The Heritage Foundation

WebMemo #1539 on Economy

July 6, 2007

July 6, 2007 | WebMemo on Economy

Fireworks for the June Jobs Report

On July 6, the Bureau of Labor Statistics released its jobs report for June, showing that the economy added 132,000 new workers and the unemployment rate remained at the low rate of 4.5 percent. Workers' earnings increased by 0.3 percent, bringing the growth for the year to 3.9 percent. More than 2 million jobs have been created in the last 12 months, which has led to a slight decline in the unemployment rate. Congress should make permanent the pro-growth elements of the Bush tax cuts that reduced the taxes on capital gains and established lower marginal income tax rates.

June Jobs

The 132,000 new jobs surpassed the consensus forecast of 125,000. Even better news were the upward revisions for April and May that totaled 75,000 additional jobs. The revision for April was especially significant since it was originally reported that fewer jobs were created during April than during any month in the past two years.

The majority of new jobs were created by businesses in education, health, and leisure and hospitality. State and local governments added 40,000 new workers to the government payroll. Manufacturing was down by 18,000 jobs, but construction was up by 12,000 jobs. Construction employment has declined over the past 10 months as the housing market has softened.

Another striking feature of the economy is the consistently low level of unemployment. The unemployment rate remained at 4.5 percent in June, and has fluctuated between 4.4 percent and 4.6 percent for the past 10 months.[1] This is quite low, historically. Outside the tech bubble of the late 1990s, unemployment has not fallen below this rate since the early 1970s. For adults this rate is an even lower 4.0 percent. Very few workers who want jobs cannot find them.

Minimum Wage and Teenagers

However, teenagers have a much more difficult time finding work. 15.8 percent of teenagers and 31.2 percent of African-American teenagers who want a job cannot find one.[2] The minimum wage helps explain why many teenagers, especially young minorities, are out of work when most employers are eager to hire new workers.

» WHAT YOU NEED TO DO: Write down the passage of the June jobs report memo word for word, everything from "Another striking feature" down to "cannot find them.". Rely only on the June jobs report memo as your source.

» DATA EXTRACTS:
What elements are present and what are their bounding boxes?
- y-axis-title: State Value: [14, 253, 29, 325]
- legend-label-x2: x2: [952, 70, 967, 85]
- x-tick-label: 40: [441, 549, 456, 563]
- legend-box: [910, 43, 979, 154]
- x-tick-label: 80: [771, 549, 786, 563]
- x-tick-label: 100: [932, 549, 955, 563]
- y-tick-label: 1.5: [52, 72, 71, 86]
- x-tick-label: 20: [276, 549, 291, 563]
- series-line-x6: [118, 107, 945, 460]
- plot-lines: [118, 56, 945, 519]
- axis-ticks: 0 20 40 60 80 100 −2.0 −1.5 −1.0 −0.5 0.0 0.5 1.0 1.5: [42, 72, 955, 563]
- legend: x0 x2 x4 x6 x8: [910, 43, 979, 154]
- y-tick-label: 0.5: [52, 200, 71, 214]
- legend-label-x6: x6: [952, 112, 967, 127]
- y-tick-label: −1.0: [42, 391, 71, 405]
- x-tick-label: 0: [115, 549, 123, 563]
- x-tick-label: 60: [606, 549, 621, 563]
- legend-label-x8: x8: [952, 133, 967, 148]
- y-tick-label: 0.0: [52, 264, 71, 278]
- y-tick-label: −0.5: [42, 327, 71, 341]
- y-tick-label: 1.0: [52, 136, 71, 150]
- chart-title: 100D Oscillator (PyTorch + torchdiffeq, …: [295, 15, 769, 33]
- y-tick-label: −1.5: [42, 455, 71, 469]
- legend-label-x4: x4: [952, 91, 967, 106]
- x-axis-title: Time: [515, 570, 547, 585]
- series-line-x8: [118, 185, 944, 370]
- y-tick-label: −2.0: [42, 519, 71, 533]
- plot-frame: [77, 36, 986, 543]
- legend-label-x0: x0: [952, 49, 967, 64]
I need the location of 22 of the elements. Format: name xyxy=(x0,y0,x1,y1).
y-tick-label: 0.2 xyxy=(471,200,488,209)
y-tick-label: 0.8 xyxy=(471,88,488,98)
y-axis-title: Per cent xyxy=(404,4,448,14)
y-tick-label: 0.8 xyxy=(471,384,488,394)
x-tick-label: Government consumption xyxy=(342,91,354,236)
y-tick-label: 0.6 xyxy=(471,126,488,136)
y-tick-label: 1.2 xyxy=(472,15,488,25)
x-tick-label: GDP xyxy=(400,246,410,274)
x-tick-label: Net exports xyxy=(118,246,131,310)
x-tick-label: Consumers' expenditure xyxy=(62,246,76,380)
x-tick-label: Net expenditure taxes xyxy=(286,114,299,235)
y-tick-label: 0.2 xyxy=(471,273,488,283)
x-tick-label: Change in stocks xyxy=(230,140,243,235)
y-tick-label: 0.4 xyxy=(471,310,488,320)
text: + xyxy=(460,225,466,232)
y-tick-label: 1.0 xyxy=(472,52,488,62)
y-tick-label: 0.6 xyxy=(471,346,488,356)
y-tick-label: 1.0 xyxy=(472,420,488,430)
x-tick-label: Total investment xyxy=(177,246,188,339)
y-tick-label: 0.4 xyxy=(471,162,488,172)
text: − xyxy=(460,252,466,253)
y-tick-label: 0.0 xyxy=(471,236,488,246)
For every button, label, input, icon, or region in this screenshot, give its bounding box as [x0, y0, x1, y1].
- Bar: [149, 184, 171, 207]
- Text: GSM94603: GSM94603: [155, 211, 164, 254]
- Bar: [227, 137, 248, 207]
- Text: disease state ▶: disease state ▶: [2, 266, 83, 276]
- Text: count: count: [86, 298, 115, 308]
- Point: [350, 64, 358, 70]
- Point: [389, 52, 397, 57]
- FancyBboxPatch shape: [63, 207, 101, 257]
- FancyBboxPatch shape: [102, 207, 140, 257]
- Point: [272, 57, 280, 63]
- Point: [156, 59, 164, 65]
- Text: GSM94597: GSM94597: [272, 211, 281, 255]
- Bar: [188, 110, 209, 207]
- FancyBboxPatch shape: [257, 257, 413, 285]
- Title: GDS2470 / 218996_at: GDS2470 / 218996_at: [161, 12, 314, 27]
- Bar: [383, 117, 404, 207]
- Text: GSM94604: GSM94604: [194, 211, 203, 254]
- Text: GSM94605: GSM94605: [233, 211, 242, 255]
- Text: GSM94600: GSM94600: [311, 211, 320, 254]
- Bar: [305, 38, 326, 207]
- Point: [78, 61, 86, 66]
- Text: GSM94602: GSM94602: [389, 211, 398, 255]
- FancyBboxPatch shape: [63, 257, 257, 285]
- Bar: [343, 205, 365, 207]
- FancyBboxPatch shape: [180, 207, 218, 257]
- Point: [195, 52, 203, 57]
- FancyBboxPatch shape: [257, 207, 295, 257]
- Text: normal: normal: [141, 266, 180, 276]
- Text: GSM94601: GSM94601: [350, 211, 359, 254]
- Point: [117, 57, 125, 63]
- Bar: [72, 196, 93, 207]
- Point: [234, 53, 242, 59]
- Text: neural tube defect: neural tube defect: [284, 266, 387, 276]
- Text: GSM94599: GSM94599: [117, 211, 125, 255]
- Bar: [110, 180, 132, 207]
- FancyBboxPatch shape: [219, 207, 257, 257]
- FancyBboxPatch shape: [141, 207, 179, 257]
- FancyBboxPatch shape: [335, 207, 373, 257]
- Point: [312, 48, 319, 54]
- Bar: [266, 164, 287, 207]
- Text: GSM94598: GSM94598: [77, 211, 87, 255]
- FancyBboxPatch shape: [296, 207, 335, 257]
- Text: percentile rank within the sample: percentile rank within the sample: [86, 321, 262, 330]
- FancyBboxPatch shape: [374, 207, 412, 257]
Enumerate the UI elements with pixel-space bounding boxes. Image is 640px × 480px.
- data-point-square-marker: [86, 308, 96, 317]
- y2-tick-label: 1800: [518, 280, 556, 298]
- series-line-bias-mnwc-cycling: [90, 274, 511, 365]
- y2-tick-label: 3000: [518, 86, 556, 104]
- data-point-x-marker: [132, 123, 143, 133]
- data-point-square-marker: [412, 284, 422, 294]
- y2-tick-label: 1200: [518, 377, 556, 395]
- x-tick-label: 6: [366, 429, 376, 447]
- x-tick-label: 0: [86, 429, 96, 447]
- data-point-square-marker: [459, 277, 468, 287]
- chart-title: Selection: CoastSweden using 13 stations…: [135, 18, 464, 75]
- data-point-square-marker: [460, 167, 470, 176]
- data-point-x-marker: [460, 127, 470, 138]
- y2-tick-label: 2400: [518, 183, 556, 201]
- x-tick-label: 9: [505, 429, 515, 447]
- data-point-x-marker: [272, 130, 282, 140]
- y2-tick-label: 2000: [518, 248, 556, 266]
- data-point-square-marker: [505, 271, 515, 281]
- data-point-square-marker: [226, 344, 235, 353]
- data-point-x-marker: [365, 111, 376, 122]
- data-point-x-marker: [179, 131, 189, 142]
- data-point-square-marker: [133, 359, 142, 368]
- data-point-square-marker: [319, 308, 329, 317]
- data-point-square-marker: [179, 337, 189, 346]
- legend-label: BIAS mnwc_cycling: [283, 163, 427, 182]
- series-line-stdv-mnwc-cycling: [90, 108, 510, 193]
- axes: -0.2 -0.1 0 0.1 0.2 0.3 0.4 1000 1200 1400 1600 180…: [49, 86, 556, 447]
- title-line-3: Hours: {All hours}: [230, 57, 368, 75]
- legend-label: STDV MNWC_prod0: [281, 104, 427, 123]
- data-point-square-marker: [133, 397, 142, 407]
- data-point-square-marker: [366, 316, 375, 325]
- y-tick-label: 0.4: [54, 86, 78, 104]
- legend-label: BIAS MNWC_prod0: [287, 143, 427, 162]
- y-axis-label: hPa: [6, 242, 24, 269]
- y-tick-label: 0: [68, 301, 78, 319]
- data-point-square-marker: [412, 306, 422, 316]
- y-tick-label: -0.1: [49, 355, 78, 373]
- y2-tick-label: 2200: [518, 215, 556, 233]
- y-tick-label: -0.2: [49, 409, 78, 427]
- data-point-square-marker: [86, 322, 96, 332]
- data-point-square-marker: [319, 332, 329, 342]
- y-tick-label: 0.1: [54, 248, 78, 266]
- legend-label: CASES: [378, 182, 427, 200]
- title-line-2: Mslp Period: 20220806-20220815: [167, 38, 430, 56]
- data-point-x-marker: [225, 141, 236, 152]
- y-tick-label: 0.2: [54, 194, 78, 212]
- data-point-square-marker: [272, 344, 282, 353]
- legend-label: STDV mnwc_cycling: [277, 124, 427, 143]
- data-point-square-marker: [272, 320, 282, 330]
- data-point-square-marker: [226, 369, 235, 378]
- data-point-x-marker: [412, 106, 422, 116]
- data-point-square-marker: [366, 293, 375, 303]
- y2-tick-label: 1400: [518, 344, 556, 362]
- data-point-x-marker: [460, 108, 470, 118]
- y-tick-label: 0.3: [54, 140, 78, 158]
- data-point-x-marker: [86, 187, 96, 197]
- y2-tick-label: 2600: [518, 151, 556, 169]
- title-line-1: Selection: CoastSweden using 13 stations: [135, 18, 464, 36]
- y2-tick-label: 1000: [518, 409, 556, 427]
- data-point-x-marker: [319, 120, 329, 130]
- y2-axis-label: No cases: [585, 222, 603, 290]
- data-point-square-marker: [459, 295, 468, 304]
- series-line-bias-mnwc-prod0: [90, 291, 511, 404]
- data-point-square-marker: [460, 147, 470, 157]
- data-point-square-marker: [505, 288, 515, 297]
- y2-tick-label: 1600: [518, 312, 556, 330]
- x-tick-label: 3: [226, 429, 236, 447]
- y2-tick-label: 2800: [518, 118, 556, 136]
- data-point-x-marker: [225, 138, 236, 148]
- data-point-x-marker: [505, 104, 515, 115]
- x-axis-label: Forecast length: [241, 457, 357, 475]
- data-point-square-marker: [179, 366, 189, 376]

» RESULT OF THIS TASK:
Another striking feature of the economy is the consistently low level of unemployment. The unemployment rate remained at 4.5 percent in June, and has fluctuated between 4.4 percent and 4.6 percent for the past 10 months.[1] This is quite low, historically. Outside the tech bubble of the late 1990s, unemployment has not fallen below this rate since the early 1970s. For adults this rate is an even lower 4.0 percent. Very few workers who want jobs cannot find them.